Problem to work on:
What number of lines contain the word "linear"? Reply with the number and nothing else.
Begin Data rows
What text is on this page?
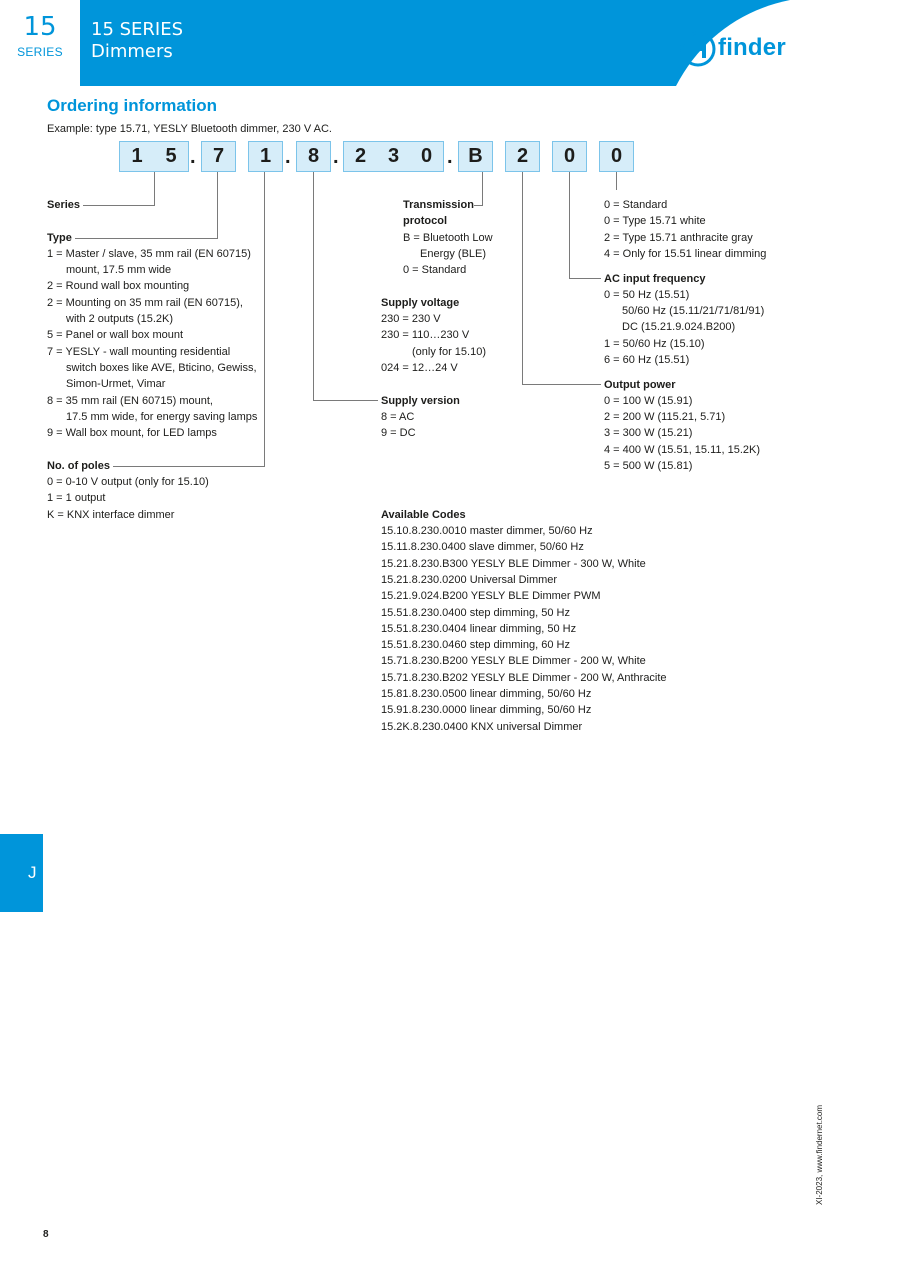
15
SERIES
15 SERIES
Dimmers	finder
Ordering information
Example: type 15.71, YESLY Bluetooth dimmer, 230 V AC.
1 5 . 7 1 . 8 . 2 3 0 . B 2 0 0
Series
Type
1 = Master / slave, 35 mm rail (EN 60715)
mount, 17.5 mm wide
2 = Round wall box mounting
2 = Mounting on 35 mm rail (EN 60715),
with 2 outputs (15.2K)
5 = Panel or wall box mount
7 = YESLY - wall mounting residential
switch boxes like AVE, Bticino, Gewiss,
Simon-Urmet, Vimar
8 = 35 mm rail (EN 60715) mount,
17.5 mm wide, for energy saving lamps
9 = Wall box mount, for LED lamps
No. of poles
0 = 0-10 V output (only for 15.10)
1 = 1 output
K = KNX interface dimmer
Transmission
protocol
B = Bluetooth Low
Energy (BLE)
0 = Standard
Supply voltage
230 = 230 V
230 = 110…230 V
(only for 15.10)
024 = 12…24 V
Supply version
8 = AC
9 = DC
0 = Standard
0 = Type 15.71 white
2 = Type 15.71 anthracite gray
4 = Only for 15.51 linear dimming
AC input frequency
0 = 50 Hz (15.51)
50/60 Hz (15.11/21/71/81/91)
DC (15.21.9.024.B200)
1 = 50/60 Hz (15.10)
6 = 60 Hz (15.51)
Output power
0 = 100 W (15.91)
2 = 200 W (115.21, 5.71)
3 = 300 W (15.21)
4 = 400 W (15.51, 15.11, 15.2K)
5 = 500 W (15.81)
Available Codes
15.10.8.230.0010 master dimmer, 50/60 Hz
15.11.8.230.0400 slave dimmer, 50/60 Hz
15.21.8.230.B300 YESLY BLE Dimmer - 300 W, White
15.21.8.230.0200 Universal Dimmer
15.21.9.024.B200 YESLY BLE Dimmer PWM
15.51.8.230.0400 step dimming, 50 Hz
15.51.8.230.0404 linear dimming, 50 Hz
15.51.8.230.0460 step dimming, 60 Hz
15.71.8.230.B200 YESLY BLE Dimmer - 200 W, White
15.71.8.230.B202 YESLY BLE Dimmer - 200 W, Anthracite
15.81.8.230.0500 linear dimming, 50/60 Hz
15.91.8.230.0000 linear dimming, 50/60 Hz
15.2K.8.230.0400 KNX universal Dimmer
J
XI-2023, www.findernet.com
8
End Data rows
Exercise output:
4